In the listing below, find every line with the string "végzik" and pull it out.

Stored items from a collection:
┄┄┄┄┄┄┄┄┄┄┄┄┄┄┄┄┄┄┄┄

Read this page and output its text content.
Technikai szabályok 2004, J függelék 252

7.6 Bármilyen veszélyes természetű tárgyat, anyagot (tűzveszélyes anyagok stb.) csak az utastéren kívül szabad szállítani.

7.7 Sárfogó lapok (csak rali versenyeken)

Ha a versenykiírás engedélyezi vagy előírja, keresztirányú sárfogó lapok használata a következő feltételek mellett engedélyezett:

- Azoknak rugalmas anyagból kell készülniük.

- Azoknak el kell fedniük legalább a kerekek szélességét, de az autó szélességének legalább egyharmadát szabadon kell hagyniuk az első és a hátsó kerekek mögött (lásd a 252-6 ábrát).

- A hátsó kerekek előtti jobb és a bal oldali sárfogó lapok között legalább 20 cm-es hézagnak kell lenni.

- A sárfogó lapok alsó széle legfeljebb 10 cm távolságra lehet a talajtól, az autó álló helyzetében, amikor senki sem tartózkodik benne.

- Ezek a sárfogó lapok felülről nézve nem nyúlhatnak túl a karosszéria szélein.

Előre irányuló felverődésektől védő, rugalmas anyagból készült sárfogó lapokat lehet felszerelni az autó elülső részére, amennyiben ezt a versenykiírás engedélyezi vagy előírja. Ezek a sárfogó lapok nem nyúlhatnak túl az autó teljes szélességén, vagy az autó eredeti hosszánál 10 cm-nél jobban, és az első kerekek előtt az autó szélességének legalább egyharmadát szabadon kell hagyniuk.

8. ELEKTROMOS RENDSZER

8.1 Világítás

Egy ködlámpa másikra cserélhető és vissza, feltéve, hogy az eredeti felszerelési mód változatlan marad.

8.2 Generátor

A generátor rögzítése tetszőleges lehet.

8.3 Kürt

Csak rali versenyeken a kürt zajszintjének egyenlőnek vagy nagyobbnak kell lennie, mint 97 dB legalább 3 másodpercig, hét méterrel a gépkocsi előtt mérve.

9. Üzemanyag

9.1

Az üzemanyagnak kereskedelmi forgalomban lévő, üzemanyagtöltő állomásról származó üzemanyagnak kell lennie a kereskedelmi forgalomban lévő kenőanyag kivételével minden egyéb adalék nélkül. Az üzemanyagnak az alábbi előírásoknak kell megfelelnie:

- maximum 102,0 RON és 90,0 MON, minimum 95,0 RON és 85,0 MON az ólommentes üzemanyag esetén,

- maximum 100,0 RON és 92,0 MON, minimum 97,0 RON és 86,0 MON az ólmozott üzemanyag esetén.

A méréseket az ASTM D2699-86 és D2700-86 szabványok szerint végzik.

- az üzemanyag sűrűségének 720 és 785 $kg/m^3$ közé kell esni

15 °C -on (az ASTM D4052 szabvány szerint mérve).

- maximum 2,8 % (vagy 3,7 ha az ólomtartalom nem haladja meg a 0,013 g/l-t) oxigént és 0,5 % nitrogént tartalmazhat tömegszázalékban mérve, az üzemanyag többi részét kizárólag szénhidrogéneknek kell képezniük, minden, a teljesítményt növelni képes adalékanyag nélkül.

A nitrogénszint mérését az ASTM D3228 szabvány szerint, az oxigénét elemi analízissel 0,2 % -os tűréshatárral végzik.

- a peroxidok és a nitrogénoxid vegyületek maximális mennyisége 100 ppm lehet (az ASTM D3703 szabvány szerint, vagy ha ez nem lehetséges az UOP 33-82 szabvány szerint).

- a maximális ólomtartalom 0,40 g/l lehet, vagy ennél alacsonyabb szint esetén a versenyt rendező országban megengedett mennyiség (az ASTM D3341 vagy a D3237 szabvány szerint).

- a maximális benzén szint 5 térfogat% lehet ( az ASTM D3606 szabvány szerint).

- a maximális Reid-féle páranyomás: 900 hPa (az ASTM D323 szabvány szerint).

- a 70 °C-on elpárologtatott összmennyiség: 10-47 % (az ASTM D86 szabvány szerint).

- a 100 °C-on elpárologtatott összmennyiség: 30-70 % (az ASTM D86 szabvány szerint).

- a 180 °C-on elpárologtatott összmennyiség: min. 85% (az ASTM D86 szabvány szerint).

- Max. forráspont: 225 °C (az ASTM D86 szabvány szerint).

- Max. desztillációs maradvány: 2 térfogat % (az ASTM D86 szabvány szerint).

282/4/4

┄┄┄┄┄┄┄┄┄┄┄┄┄┄┄┄┄┄┄┄

* [Task answer]
A méréseket az ASTM D2699-86 és D2700-86 szabványok szerint végzik.
A nitrogénszint mérését az ASTM D3228 szabvány szerint, az oxigénét elemi analízissel 0,2 % -os tűréshatárral végzik.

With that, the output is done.